Dataset items:
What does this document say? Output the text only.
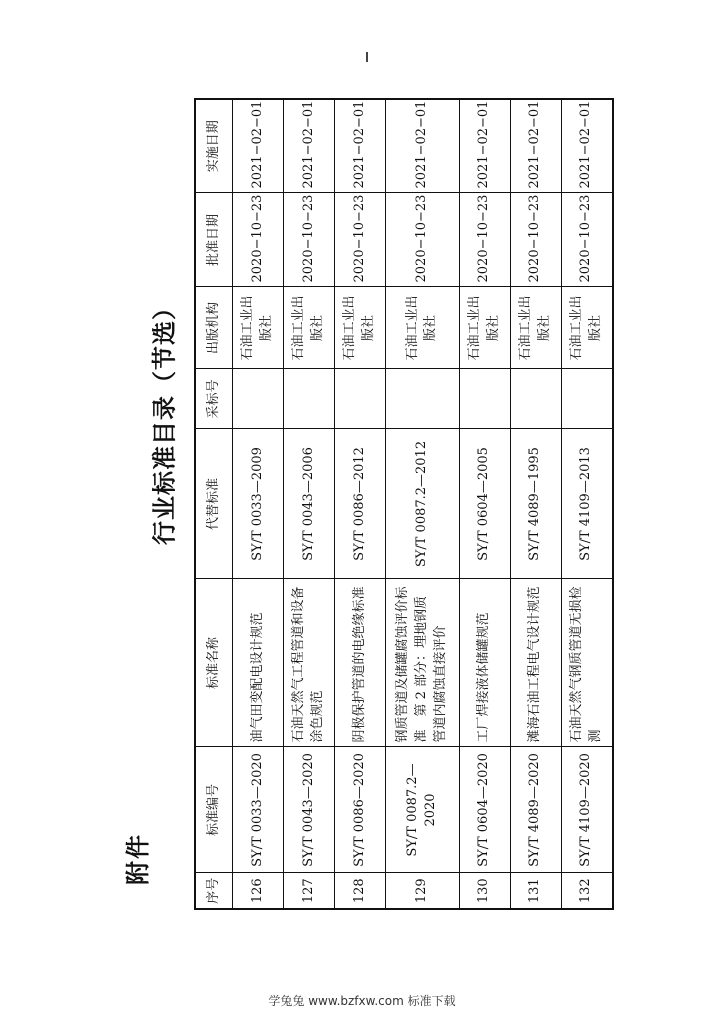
附件
行业标准目录（节选）
序号	标准编号	标准名称	代替标准	采标号	出版机构	批准日期	实施日期
126	SY/T 0033—2020	油气田变配电设计规范	SY/T 0033—2009		石油工业出版社	2020−10−23	2021−02−01
127	SY/T 0043—2020	石油天然气工程管道和设备涂色规范	SY/T 0043—2006		石油工业出版社	2020−10−23	2021−02−01
128	SY/T 0086—2020	阴极保护管道的电绝缘标准	SY/T 0086—2012		石油工业出版社	2020−10−23	2021−02−01
129	SY/T 0087.2—2020	钢质管道及储罐腐蚀评价标准　第 2 部分：埋地钢质管道内腐蚀直接评价	SY/T 0087.2—2012		石油工业出版社	2020−10−23	2021−02−01
130	SY/T 0604—2020	工厂焊接液体储罐规范	SY/T 0604—2005		石油工业出版社	2020−10−23	2021−02−01
131	SY/T 4089—2020	滩海石油工程电气设计规范	SY/T 4089—1995		石油工业出版社	2020−10−23	2021−02−01
132	SY/T 4109—2020	石油天然气钢质管道无损检测	SY/T 4109—2013		石油工业出版社	2020−10−23	2021−02−01
学兔兔 www.bzfxw.com 标准下载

▸ What needs to be done: The data above should be repeated exactly, minus any pictures.

▸ Full output:
What does this document say? Output the text only.
附件
行业标准目录（节选）
序号	标准编号	标准名称	代替标准	采标号	出版机构	批准日期	实施日期
126	SY/T 0033—2020	油气田变配电设计规范	SY/T 0033—2009		石油工业出版社	2020−10−23	2021−02−01
127	SY/T 0043—2020	石油天然气工程管道和设备涂色规范	SY/T 0043—2006		石油工业出版社	2020−10−23	2021−02−01
128	SY/T 0086—2020	阴极保护管道的电绝缘标准	SY/T 0086—2012		石油工业出版社	2020−10−23	2021−02−01
129	SY/T 0087.2—2020	钢质管道及储罐腐蚀评价标准　第 2 部分：埋地钢质管道内腐蚀直接评价	SY/T 0087.2—2012		石油工业出版社	2020−10−23	2021−02−01
130	SY/T 0604—2020	工厂焊接液体储罐规范	SY/T 0604—2005		石油工业出版社	2020−10−23	2021−02−01
131	SY/T 4089—2020	滩海石油工程电气设计规范	SY/T 4089—1995		石油工业出版社	2020−10−23	2021−02−01
132	SY/T 4109—2020	石油天然气钢质管道无损检测	SY/T 4109—2013		石油工业出版社	2020−10−23	2021−02−01
学兔兔 www.bzfxw.com 标准下载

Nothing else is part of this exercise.